─── GIVEN DATA

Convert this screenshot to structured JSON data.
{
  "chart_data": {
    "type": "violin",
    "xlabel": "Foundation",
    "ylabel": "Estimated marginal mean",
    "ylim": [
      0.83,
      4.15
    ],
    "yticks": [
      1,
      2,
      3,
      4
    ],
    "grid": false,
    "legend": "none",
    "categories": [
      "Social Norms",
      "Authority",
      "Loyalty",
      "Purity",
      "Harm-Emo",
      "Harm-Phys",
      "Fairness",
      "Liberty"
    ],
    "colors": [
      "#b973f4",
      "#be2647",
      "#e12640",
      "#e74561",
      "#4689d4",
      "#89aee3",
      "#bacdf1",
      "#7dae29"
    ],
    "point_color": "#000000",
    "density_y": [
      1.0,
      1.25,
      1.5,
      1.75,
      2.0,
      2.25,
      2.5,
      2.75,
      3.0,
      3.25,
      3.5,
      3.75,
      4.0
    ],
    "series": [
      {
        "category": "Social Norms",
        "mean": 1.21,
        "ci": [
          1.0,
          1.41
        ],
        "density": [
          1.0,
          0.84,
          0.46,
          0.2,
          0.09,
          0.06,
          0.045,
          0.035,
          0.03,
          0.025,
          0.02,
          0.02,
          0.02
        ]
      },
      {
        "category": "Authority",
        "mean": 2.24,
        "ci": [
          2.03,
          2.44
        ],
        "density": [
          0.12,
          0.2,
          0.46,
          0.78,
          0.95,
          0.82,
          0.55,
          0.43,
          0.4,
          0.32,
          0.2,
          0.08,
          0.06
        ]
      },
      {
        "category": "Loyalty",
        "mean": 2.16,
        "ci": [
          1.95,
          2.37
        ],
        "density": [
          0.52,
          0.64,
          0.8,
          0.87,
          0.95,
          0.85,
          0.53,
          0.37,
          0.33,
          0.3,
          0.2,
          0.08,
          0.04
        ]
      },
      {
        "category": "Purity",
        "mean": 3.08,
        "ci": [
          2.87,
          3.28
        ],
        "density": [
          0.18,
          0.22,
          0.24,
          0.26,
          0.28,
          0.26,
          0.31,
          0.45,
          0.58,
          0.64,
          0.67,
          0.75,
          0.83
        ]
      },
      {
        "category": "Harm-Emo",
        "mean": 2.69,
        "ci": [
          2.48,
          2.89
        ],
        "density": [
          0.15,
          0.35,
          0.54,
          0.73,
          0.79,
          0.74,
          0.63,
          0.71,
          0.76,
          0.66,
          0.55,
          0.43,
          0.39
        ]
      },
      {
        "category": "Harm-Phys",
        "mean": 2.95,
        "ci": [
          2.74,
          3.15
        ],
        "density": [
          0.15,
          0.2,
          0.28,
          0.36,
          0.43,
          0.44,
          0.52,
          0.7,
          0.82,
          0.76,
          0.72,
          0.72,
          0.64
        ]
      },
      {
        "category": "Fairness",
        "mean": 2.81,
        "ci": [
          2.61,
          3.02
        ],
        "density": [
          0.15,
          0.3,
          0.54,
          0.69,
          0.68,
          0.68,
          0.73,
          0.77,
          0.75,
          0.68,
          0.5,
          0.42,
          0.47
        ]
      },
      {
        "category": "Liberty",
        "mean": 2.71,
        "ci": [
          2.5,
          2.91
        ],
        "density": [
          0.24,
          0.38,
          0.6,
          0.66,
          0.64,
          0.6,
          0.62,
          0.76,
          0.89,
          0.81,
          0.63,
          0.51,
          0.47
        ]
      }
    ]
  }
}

──────

PROBLEM REQUIREMENTS:
All of the records must be retyped exactly as they are.

TASK RESPONSE:
Convert this screenshot to structured JSON data.
{
  "chart_data": {
    "type": "violin",
    "xlabel": "Foundation",
    "ylabel": "Estimated marginal mean",
    "ylim": [
      0.83,
      4.15
    ],
    "yticks": [
      1,
      2,
      3,
      4
    ],
    "grid": false,
    "legend": "none",
    "categories": [
      "Social Norms",
      "Authority",
      "Loyalty",
      "Purity",
      "Harm-Emo",
      "Harm-Phys",
      "Fairness",
      "Liberty"
    ],
    "colors": [
      "#b973f4",
      "#be2647",
      "#e12640",
      "#e74561",
      "#4689d4",
      "#89aee3",
      "#bacdf1",
      "#7dae29"
    ],
    "point_color": "#000000",
    "density_y": [
      1.0,
      1.25,
      1.5,
      1.75,
      2.0,
      2.25,
      2.5,
      2.75,
      3.0,
      3.25,
      3.5,
      3.75,
      4.0
    ],
    "series": [
      {
        "category": "Social Norms",
        "mean": 1.21,
        "ci": [
          1.0,
          1.41
        ],
        "density": [
          1.0,
          0.84,
          0.46,
          0.2,
          0.09,
          0.06,
          0.045,
          0.035,
          0.03,
          0.025,
          0.02,
          0.02,
          0.02
        ]
      },
      {
        "category": "Authority",
        "mean": 2.24,
        "ci": [
          2.03,
          2.44
        ],
        "density": [
          0.12,
          0.2,
          0.46,
          0.78,
          0.95,
          0.82,
          0.55,
          0.43,
          0.4,
          0.32,
          0.2,
          0.08,
          0.06
        ]
      },
      {
        "category": "Loyalty",
        "mean": 2.16,
        "ci": [
          1.95,
          2.37
        ],
        "density": [
          0.52,
          0.64,
          0.8,
          0.87,
          0.95,
          0.85,
          0.53,
          0.37,
          0.33,
          0.3,
          0.2,
          0.08,
          0.04
        ]
      },
      {
        "category": "Purity",
        "mean": 3.08,
        "ci": [
          2.87,
          3.28
        ],
        "density": [
          0.18,
          0.22,
          0.24,
          0.26,
          0.28,
          0.26,
          0.31,
          0.45,
          0.58,
          0.64,
          0.67,
          0.75,
          0.83
        ]
      },
      {
        "category": "Harm-Emo",
        "mean": 2.69,
        "ci": [
          2.48,
          2.89
        ],
        "density": [
          0.15,
          0.35,
          0.54,
          0.73,
          0.79,
          0.74,
          0.63,
          0.71,
          0.76,
          0.66,
          0.55,
          0.43,
          0.39
        ]
      },
      {
        "category": "Harm-Phys",
        "mean": 2.95,
        "ci": [
          2.74,
          3.15
        ],
        "density": [
          0.15,
          0.2,
          0.28,
          0.36,
          0.43,
          0.44,
          0.52,
          0.7,
          0.82,
          0.76,
          0.72,
          0.72,
          0.64
        ]
      },
      {
        "category": "Fairness",
        "mean": 2.81,
        "ci": [
          2.61,
          3.02
        ],
        "density": [
          0.15,
          0.3,
          0.54,
          0.69,
          0.68,
          0.68,
          0.73,
          0.77,
          0.75,
          0.68,
          0.5,
          0.42,
          0.47
        ]
      },
      {
        "category": "Liberty",
        "mean": 2.71,
        "ci": [
          2.5,
          2.91
        ],
        "density": [
          0.24,
          0.38,
          0.6,
          0.66,
          0.64,
          0.6,
          0.62,
          0.76,
          0.89,
          0.81,
          0.63,
          0.51,
          0.47
        ]
      }
    ]
  }
}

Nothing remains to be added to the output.